▸ **The task**: In the entries that follow, identify the line containing "Give me a plain-text" and return it together with all later lines, exactly as they appear.

'''

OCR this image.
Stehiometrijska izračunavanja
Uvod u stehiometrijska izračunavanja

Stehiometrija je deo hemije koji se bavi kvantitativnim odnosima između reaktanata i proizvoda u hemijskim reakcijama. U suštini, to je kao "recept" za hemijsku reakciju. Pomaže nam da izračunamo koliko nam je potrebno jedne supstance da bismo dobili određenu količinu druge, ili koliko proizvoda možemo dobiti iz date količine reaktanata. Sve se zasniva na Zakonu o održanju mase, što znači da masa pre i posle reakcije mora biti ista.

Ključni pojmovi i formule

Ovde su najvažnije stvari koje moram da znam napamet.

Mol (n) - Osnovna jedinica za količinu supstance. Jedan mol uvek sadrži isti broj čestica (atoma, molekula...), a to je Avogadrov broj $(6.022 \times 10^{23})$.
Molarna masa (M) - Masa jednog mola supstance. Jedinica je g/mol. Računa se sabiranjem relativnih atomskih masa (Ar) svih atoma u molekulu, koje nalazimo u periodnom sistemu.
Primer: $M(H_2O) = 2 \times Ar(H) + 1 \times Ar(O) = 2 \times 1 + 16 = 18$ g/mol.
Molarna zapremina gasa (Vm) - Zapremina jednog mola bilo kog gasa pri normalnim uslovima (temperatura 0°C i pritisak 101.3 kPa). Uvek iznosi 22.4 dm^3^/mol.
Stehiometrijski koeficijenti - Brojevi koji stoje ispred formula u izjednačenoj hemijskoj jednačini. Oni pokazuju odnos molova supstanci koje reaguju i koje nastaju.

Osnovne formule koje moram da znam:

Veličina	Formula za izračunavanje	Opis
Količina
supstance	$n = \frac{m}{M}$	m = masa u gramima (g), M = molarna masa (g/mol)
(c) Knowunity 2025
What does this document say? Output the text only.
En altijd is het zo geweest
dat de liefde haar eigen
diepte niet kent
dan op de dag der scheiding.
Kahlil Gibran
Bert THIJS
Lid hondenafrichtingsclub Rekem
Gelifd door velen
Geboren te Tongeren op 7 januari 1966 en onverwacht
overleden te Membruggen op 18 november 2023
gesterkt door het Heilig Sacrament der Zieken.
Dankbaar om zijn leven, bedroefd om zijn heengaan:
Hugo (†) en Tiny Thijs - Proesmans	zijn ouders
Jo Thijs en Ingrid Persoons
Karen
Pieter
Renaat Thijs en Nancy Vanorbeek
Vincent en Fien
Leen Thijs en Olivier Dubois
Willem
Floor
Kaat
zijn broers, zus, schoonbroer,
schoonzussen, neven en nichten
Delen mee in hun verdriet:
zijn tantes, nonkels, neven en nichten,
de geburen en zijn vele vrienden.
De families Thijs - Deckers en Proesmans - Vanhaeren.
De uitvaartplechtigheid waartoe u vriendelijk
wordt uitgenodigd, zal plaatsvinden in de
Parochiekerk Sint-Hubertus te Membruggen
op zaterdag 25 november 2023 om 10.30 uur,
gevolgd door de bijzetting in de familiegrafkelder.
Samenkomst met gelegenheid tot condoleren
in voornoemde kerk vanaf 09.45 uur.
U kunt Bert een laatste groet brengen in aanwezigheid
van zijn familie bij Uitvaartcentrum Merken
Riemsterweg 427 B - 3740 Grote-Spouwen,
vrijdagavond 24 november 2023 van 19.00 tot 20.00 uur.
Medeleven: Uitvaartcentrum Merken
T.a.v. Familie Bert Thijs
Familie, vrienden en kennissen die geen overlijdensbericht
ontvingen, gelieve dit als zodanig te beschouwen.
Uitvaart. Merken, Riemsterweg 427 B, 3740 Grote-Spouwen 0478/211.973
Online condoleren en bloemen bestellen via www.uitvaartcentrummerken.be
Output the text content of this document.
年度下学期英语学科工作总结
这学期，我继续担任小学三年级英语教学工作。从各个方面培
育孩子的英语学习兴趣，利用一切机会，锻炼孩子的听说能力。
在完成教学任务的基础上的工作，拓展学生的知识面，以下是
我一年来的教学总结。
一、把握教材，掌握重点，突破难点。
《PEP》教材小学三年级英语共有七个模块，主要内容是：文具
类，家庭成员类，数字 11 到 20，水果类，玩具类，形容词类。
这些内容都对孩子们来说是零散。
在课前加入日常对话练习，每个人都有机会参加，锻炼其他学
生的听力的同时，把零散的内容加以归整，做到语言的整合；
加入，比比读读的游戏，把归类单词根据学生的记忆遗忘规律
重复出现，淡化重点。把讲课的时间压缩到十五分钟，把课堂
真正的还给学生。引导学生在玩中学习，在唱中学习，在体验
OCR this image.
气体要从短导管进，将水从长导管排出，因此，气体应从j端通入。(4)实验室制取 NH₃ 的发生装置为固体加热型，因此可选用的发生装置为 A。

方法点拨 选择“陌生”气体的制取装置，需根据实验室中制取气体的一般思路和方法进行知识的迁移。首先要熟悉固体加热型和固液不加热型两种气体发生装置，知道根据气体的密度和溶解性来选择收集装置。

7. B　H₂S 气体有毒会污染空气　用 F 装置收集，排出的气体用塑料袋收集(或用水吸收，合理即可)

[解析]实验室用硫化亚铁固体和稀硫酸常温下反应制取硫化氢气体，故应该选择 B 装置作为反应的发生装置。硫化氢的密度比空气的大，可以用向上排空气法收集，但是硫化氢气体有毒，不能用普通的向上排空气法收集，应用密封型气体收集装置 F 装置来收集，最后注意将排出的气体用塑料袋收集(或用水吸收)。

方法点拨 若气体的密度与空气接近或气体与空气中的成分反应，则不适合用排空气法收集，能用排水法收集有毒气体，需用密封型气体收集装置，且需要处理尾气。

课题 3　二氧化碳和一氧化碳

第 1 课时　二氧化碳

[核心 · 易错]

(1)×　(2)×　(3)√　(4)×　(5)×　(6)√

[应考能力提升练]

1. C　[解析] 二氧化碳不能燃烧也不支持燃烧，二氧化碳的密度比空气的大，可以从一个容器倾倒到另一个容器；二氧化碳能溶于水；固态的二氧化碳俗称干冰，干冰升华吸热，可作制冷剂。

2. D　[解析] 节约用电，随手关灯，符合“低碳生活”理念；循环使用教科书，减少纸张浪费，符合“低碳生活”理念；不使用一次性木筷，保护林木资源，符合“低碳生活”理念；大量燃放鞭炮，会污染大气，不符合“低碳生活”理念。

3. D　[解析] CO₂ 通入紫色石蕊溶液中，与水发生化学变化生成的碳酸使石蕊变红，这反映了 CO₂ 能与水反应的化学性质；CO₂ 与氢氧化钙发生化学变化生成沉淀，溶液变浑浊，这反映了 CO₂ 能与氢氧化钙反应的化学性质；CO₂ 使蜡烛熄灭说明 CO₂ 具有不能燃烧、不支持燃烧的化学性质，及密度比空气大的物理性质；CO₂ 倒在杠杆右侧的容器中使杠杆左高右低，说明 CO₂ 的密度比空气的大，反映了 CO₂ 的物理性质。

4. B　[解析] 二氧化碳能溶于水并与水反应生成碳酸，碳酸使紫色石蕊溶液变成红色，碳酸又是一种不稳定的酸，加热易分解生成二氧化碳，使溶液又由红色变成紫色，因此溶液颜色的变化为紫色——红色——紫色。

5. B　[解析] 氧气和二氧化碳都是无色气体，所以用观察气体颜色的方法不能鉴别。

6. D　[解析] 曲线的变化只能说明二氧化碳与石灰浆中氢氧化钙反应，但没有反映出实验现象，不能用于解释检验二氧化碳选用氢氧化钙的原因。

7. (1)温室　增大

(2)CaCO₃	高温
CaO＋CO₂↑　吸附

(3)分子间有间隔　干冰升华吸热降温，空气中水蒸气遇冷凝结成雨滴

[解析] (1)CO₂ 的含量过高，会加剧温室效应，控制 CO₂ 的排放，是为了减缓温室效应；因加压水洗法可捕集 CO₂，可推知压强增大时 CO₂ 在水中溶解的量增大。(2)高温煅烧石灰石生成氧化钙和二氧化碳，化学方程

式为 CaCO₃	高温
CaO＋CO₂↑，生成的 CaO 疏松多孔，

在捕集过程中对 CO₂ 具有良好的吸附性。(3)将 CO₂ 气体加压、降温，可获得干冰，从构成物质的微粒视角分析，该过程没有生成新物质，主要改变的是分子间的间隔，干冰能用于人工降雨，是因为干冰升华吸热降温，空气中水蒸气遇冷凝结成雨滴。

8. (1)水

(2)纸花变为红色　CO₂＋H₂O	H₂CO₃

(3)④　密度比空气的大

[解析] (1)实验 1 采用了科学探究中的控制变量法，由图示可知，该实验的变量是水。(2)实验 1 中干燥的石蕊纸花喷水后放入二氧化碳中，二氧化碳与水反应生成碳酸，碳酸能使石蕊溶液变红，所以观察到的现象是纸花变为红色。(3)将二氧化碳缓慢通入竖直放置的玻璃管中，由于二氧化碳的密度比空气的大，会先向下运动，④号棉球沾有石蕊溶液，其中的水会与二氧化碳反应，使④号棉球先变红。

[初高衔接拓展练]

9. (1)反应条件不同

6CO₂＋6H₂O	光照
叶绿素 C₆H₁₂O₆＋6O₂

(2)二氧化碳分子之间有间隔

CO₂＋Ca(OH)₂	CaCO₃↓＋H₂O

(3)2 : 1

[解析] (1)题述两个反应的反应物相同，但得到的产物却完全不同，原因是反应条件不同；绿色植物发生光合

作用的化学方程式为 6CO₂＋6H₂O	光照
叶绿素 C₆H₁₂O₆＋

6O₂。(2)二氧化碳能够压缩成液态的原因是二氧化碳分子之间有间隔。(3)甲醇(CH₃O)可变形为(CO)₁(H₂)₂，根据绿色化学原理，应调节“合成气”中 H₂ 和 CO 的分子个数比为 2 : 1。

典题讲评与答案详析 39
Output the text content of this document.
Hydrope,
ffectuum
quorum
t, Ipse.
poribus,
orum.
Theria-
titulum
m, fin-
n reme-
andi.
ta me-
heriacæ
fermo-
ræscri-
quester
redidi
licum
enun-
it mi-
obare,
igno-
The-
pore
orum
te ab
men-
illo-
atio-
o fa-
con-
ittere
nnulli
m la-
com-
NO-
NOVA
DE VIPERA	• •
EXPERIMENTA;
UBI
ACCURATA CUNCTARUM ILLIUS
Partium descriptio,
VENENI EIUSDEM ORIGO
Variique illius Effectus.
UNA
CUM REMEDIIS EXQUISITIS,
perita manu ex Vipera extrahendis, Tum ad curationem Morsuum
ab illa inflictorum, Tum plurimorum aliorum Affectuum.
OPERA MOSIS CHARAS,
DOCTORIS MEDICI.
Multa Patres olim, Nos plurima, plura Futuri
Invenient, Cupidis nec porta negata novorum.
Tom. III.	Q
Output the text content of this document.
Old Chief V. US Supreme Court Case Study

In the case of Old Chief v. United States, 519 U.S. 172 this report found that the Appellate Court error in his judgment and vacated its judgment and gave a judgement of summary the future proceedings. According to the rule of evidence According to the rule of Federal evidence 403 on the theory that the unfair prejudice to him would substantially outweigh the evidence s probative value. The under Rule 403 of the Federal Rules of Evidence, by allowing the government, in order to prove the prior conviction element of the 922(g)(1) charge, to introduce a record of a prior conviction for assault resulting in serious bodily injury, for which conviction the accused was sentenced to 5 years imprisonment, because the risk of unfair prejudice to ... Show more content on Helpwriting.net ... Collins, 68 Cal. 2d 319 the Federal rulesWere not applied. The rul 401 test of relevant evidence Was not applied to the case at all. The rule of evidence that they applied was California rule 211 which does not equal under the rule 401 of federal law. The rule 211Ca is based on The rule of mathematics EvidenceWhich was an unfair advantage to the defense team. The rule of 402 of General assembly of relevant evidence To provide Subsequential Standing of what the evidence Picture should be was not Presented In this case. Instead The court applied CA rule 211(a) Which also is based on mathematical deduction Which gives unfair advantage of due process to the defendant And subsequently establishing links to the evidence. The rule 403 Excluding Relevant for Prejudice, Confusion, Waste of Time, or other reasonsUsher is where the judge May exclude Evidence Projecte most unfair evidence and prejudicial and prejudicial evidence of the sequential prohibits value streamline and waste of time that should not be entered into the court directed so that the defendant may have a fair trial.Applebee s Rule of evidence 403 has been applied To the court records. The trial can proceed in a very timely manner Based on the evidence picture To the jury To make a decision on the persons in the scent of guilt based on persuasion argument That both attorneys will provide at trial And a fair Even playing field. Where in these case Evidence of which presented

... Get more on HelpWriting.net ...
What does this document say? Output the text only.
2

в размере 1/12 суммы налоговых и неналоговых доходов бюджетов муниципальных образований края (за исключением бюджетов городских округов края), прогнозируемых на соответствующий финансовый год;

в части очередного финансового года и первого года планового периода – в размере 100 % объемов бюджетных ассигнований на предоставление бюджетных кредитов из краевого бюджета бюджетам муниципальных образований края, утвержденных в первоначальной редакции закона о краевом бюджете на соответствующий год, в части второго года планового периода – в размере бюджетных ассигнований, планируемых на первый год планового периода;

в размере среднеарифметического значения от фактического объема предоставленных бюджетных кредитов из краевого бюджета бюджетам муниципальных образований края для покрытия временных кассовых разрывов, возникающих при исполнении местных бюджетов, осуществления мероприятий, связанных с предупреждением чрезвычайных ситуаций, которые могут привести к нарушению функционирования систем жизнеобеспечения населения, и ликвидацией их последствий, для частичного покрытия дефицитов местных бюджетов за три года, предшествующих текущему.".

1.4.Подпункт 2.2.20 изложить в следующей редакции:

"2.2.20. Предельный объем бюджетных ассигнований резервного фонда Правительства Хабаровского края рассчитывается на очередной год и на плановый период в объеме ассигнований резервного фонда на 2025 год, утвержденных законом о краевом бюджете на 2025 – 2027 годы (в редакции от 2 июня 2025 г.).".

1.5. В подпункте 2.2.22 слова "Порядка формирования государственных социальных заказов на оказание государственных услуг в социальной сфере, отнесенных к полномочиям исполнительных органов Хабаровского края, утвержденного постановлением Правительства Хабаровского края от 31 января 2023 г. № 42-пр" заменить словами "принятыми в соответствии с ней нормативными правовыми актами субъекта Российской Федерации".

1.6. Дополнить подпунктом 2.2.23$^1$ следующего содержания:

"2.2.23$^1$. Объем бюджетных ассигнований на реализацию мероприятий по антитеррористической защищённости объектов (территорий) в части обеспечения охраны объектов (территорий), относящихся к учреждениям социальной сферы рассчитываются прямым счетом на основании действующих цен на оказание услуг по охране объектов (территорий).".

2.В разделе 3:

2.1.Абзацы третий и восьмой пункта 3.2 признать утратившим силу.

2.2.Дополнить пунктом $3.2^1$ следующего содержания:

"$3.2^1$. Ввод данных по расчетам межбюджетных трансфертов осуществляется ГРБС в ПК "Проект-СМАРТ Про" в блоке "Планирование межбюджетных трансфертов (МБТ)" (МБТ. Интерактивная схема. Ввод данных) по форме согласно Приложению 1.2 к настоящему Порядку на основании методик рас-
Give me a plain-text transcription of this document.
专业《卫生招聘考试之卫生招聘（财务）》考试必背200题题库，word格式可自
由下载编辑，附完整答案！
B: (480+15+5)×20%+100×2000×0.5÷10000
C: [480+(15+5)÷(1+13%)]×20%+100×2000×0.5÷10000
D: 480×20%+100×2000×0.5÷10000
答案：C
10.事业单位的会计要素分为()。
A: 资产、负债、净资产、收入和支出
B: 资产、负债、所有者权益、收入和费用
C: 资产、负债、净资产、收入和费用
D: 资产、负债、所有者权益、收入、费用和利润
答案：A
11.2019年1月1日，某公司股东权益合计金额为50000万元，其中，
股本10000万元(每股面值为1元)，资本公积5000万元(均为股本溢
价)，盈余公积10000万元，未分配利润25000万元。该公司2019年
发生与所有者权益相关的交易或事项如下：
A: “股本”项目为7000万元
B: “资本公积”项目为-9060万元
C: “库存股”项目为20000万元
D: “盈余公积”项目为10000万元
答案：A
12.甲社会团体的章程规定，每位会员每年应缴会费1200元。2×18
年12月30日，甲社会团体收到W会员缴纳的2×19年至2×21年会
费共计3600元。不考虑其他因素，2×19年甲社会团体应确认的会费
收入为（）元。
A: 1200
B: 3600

'''

▸ **Written response**:
Give me a plain-text transcription of this document.
专业《卫生招聘考试之卫生招聘（财务）》考试必背200题题库，word格式可自
由下载编辑，附完整答案！
B: (480+15+5)×20%+100×2000×0.5÷10000
C: [480+(15+5)÷(1+13%)]×20%+100×2000×0.5÷10000
D: 480×20%+100×2000×0.5÷10000
答案：C
10.事业单位的会计要素分为()。
A: 资产、负债、净资产、收入和支出
B: 资产、负债、所有者权益、收入和费用
C: 资产、负债、净资产、收入和费用
D: 资产、负债、所有者权益、收入、费用和利润
答案：A
11.2019年1月1日，某公司股东权益合计金额为50000万元，其中，
股本10000万元(每股面值为1元)，资本公积5000万元(均为股本溢
价)，盈余公积10000万元，未分配利润25000万元。该公司2019年
发生与所有者权益相关的交易或事项如下：
A: “股本”项目为7000万元
B: “资本公积”项目为-9060万元
C: “库存股”项目为20000万元
D: “盈余公积”项目为10000万元
答案：A
12.甲社会团体的章程规定，每位会员每年应缴会费1200元。2×18
年12月30日，甲社会团体收到W会员缴纳的2×19年至2×21年会
费共计3600元。不考虑其他因素，2×19年甲社会团体应确认的会费
收入为（）元。
A: 1200
B: 3600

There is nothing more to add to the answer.